Exercise task. Copy out the lines that have "JSON" in them.
┌──
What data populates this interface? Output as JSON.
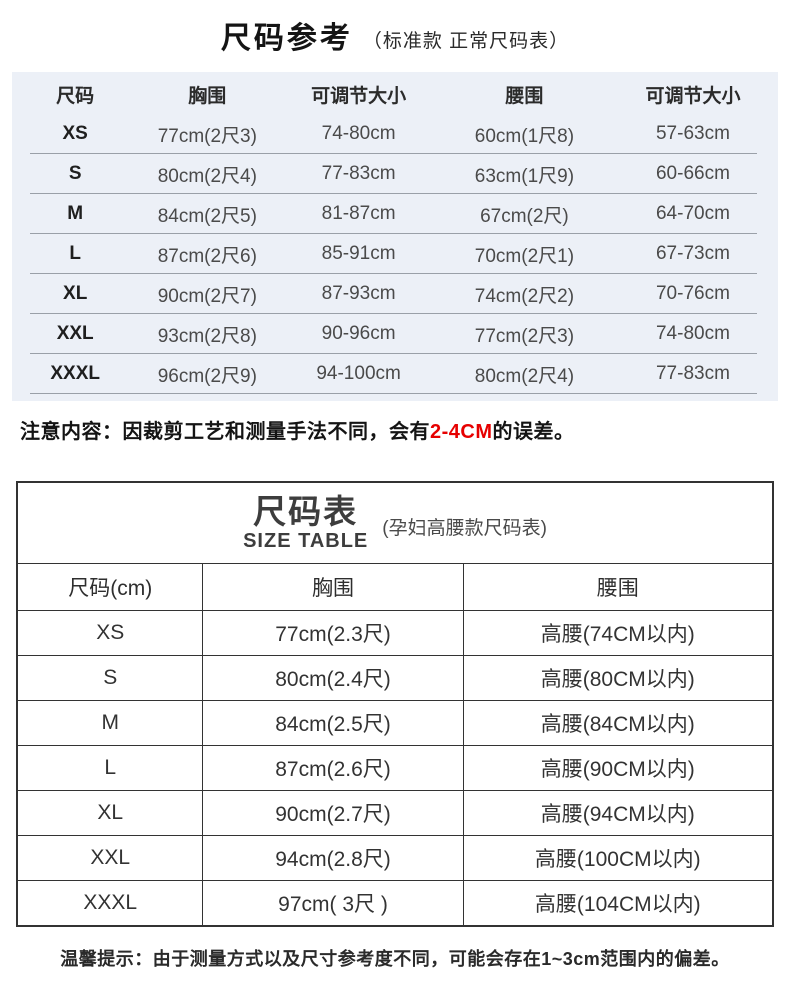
{
  "colors": {
    "highlight_red": "#e60000",
    "table1_background": "#ecf0f7",
    "table2_border": "#333333"
  },
  "header": {
    "title": "尺码参考",
    "subtitle": "（标准款 正常尺码表）"
  },
  "table1": {
    "headers": [
      "尺码",
      "胸围",
      "可调节大小",
      "腰围",
      "可调节大小"
    ],
    "rows": [
      {
        "size": "XS",
        "chest": "77cm(2尺3)",
        "chest_range": "74-80cm",
        "waist": "60cm(1尺8)",
        "waist_range": "57-63cm"
      },
      {
        "size": "S",
        "chest": "80cm(2尺4)",
        "chest_range": "77-83cm",
        "waist": "63cm(1尺9)",
        "waist_range": "60-66cm"
      },
      {
        "size": "M",
        "chest": "84cm(2尺5)",
        "chest_range": "81-87cm",
        "waist": "67cm(2尺)",
        "waist_range": "64-70cm"
      },
      {
        "size": "L",
        "chest": "87cm(2尺6)",
        "chest_range": "85-91cm",
        "waist": "70cm(2尺1)",
        "waist_range": "67-73cm"
      },
      {
        "size": "XL",
        "chest": "90cm(2尺7)",
        "chest_range": "87-93cm",
        "waist": "74cm(2尺2)",
        "waist_range": "70-76cm"
      },
      {
        "size": "XXL",
        "chest": "93cm(2尺8)",
        "chest_range": "90-96cm",
        "waist": "77cm(2尺3)",
        "waist_range": "74-80cm"
      },
      {
        "size": "XXXL",
        "chest": "96cm(2尺9)",
        "chest_range": "94-100cm",
        "waist": "80cm(2尺4)",
        "waist_range": "77-83cm"
      }
    ]
  },
  "note": {
    "prefix": "注意内容：因裁剪工艺和测量手法不同，会有",
    "highlight": "2-4CM",
    "suffix": "的误差。"
  },
  "table2": {
    "title": "尺码表",
    "title_en": "SIZE TABLE",
    "subtitle": "(孕妇高腰款尺码表)",
    "headers": [
      "尺码(cm)",
      "胸围",
      "腰围"
    ],
    "rows": [
      {
        "size": "XS",
        "chest": "77cm(2.3尺)",
        "waist": "高腰(74CM以内)"
      },
      {
        "size": "S",
        "chest": "80cm(2.4尺)",
        "waist": "高腰(80CM以内)"
      },
      {
        "size": "M",
        "chest": "84cm(2.5尺)",
        "waist": "高腰(84CM以内)"
      },
      {
        "size": "L",
        "chest": "87cm(2.6尺)",
        "waist": "高腰(90CM以内)"
      },
      {
        "size": "XL",
        "chest": "90cm(2.7尺)",
        "waist": "高腰(94CM以内)"
      },
      {
        "size": "XXL",
        "chest": "94cm(2.8尺)",
        "waist": "高腰(100CM以内)"
      },
      {
        "size": "XXXL",
        "chest": "97cm( 3尺 )",
        "waist": "高腰(104CM以内)"
      }
    ]
  },
  "footer": {
    "text": "温馨提示：由于测量方式以及尺寸参考度不同，可能会存在1~3cm范围内的偏差。"
  }
}
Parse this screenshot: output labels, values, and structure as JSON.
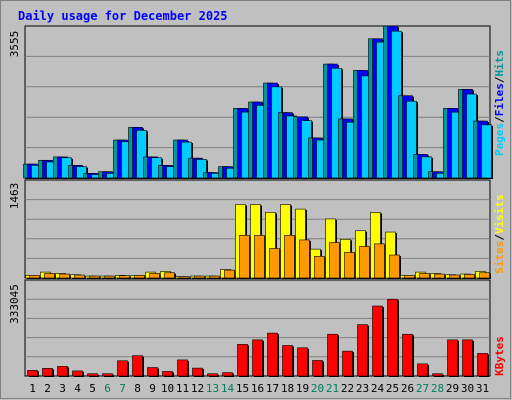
└──
Response to this exercise.
What data populates this interface? Output as JSON.
Parse this screenshot: output labels, values, and structure as JSON.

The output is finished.